What the task requires: Pull every line containing "dadurch" from the entries.

Input material:
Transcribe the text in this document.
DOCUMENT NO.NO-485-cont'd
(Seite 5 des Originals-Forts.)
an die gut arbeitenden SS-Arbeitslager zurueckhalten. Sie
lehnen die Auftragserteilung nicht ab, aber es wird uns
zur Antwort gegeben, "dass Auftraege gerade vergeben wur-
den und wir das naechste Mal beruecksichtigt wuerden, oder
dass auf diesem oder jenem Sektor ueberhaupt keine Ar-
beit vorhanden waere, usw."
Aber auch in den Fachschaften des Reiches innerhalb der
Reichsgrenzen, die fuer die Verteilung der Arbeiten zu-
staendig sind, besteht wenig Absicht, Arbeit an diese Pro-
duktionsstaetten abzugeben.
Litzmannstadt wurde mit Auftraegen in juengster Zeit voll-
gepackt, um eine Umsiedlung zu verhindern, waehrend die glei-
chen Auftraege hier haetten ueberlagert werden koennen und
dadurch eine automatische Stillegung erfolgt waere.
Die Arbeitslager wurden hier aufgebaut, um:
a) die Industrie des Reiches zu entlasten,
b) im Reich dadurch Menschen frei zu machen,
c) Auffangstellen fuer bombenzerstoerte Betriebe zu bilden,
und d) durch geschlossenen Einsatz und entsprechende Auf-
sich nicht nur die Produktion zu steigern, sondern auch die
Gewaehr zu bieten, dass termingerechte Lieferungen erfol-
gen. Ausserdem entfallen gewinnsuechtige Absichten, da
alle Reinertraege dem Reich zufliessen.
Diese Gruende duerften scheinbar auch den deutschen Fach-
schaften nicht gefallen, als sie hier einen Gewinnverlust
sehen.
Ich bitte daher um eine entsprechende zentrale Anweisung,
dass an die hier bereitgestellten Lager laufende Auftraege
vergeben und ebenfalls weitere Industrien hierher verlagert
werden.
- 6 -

Response to the task:
dadurch eine automatische Stillegung erfolgt waere.
b) im Reich dadurch Menschen frei zu machen,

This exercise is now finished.